* **Directive**
Write out each line beneath this one exactly as it reads.
*** Record excerpts ***
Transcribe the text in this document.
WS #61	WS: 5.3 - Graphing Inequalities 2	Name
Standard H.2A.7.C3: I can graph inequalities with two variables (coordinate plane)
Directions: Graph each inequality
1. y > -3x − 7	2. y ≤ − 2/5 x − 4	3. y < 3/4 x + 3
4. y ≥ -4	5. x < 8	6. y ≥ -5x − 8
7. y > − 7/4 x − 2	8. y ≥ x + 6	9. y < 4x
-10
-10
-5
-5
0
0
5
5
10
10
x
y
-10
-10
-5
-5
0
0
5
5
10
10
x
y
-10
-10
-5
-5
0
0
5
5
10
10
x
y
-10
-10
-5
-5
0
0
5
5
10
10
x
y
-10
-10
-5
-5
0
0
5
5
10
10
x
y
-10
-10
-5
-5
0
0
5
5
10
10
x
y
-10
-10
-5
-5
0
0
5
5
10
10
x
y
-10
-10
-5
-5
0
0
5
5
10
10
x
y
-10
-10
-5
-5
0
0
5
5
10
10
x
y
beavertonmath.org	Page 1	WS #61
***
* **Reply**
Transcribe the text in this document.
WS #61	WS: 5.3 - Graphing Inequalities 2	Name
Standard H.2A.7.C3: I can graph inequalities with two variables (coordinate plane)
Directions: Graph each inequality
1. y > -3x − 7	2. y ≤ − 2/5 x − 4	3. y < 3/4 x + 3
4. y ≥ -4	5. x < 8	6. y ≥ -5x − 8
7. y > − 7/4 x − 2	8. y ≥ x + 6	9. y < 4x
-10
-10
-5
-5
0
0
5
5
10
10
x
y
-10
-10
-5
-5
0
0
5
5
10
10
x
y
-10
-10
-5
-5
0
0
5
5
10
10
x
y
-10
-10
-5
-5
0
0
5
5
10
10
x
y
-10
-10
-5
-5
0
0
5
5
10
10
x
y
-10
-10
-5
-5
0
0
5
5
10
10
x
y
-10
-10
-5
-5
0
0
5
5
10
10
x
y
-10
-10
-5
-5
0
0
5
5
10
10
x
y
-10
-10
-5
-5
0
0
5
5
10
10
x
y
beavertonmath.org	Page 1	WS #61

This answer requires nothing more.